**Given request**
Where a line holds the word "screenshot", copy that line.

**Data listing**

◇ ◇ ◇ ◇

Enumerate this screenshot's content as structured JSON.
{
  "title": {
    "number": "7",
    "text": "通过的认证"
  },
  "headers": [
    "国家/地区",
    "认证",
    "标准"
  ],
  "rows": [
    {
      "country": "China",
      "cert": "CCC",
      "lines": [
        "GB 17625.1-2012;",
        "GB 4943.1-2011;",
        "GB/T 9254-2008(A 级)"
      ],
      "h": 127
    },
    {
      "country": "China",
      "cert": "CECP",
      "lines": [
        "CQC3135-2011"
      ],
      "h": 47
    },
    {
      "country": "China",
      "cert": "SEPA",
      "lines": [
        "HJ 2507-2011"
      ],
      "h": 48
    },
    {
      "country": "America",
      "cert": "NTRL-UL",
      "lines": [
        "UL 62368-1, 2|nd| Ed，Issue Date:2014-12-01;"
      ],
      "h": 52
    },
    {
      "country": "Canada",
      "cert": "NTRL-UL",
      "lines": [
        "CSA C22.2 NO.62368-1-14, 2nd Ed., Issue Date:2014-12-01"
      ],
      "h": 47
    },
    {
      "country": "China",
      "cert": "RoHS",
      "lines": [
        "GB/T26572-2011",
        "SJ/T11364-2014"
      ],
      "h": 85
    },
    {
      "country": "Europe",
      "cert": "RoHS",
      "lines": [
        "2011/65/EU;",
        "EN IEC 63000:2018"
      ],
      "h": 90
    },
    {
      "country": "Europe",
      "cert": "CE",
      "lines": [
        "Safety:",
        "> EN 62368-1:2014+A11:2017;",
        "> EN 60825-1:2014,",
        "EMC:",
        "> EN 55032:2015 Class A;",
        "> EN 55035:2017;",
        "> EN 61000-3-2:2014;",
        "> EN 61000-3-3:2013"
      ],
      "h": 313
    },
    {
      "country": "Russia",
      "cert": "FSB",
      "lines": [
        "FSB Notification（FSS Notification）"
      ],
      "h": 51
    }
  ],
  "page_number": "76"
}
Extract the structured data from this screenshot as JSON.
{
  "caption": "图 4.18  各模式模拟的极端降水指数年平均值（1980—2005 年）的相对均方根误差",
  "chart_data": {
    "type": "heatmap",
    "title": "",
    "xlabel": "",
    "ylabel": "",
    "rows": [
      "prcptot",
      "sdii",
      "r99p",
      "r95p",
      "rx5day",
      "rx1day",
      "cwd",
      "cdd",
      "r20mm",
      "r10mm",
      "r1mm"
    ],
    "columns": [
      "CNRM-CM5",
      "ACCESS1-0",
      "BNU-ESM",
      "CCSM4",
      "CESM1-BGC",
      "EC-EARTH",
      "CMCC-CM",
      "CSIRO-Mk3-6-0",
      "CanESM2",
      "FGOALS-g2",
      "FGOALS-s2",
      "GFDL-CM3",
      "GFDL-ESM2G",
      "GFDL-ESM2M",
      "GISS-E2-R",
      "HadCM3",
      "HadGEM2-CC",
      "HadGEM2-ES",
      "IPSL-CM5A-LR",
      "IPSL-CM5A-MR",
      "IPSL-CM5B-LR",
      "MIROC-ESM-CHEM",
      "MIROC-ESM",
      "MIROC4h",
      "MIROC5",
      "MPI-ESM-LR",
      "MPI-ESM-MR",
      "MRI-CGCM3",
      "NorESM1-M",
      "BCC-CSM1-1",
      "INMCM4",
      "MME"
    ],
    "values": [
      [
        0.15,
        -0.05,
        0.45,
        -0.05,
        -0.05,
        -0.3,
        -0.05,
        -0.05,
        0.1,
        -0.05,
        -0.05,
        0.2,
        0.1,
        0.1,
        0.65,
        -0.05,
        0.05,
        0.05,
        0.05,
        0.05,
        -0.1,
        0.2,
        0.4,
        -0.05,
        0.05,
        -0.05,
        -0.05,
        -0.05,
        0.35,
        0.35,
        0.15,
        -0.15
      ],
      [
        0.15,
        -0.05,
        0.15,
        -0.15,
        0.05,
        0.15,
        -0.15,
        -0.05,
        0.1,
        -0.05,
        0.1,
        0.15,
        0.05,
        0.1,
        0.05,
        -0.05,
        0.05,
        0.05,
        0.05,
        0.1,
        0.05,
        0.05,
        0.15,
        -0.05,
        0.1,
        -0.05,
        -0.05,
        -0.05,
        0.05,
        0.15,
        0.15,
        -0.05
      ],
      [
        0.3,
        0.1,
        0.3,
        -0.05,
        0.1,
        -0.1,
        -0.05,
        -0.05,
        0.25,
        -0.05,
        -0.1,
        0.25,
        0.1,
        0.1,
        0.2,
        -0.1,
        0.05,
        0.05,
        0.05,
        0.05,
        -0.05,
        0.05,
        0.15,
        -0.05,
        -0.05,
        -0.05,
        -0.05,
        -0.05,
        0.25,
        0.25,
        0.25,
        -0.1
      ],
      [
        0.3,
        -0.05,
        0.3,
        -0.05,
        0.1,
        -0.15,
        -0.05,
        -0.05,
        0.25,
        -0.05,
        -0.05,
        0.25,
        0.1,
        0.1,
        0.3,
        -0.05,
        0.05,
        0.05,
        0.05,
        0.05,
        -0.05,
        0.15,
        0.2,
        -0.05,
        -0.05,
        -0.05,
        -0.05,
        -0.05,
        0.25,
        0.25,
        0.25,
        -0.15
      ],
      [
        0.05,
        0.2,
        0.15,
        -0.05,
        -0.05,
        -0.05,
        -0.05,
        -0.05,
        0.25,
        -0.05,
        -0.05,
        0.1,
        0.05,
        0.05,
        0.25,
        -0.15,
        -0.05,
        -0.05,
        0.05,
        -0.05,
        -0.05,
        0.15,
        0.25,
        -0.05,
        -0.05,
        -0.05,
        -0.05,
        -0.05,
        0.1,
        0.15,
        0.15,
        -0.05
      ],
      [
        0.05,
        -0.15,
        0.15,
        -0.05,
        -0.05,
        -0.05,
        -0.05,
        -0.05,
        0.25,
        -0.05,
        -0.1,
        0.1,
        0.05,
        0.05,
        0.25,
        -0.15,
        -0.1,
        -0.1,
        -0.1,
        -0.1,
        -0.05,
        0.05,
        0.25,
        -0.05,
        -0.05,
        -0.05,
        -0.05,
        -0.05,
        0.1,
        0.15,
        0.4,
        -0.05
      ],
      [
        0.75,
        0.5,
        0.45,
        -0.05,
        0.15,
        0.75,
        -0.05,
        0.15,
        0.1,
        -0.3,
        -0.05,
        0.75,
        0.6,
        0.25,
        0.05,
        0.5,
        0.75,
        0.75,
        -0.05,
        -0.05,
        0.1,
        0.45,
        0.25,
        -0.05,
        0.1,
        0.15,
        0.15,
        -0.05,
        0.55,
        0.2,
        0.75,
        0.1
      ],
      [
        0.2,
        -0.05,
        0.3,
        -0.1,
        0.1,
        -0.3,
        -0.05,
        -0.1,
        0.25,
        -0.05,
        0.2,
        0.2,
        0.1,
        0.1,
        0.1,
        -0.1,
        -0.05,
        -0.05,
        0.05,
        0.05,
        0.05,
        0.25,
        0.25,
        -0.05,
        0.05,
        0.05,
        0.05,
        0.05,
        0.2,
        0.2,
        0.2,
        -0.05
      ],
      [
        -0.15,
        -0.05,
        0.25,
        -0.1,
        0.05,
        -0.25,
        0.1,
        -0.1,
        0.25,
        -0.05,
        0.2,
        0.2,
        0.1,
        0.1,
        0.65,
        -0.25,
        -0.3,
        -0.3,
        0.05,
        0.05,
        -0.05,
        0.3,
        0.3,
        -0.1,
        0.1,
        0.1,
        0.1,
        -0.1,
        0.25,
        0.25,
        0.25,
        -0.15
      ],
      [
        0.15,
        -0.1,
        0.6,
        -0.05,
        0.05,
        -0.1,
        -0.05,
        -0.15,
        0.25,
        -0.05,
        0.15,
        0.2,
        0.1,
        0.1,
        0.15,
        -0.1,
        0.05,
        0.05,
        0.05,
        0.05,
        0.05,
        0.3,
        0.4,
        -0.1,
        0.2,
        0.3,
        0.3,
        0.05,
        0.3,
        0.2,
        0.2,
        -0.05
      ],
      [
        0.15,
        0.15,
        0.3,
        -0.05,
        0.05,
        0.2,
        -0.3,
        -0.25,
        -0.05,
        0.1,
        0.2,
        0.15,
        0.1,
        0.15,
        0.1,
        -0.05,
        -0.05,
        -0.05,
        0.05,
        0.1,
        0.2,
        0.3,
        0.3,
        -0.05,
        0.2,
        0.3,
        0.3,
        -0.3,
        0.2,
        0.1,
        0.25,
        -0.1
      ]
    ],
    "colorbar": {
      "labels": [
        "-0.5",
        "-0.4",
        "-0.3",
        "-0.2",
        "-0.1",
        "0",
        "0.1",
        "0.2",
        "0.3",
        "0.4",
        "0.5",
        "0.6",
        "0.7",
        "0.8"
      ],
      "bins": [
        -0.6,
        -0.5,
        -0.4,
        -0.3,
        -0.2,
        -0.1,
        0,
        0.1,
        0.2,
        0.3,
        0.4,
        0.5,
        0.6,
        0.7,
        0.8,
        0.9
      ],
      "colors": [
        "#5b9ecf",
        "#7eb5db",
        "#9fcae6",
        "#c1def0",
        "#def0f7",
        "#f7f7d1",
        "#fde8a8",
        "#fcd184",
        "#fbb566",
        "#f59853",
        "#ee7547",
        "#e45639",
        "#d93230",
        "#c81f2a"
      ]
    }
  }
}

◇ ◇ ◇ ◇

**Full answer**
Enumerate this screenshot's content as structured JSON.
Extract the structured data from this screenshot as JSON.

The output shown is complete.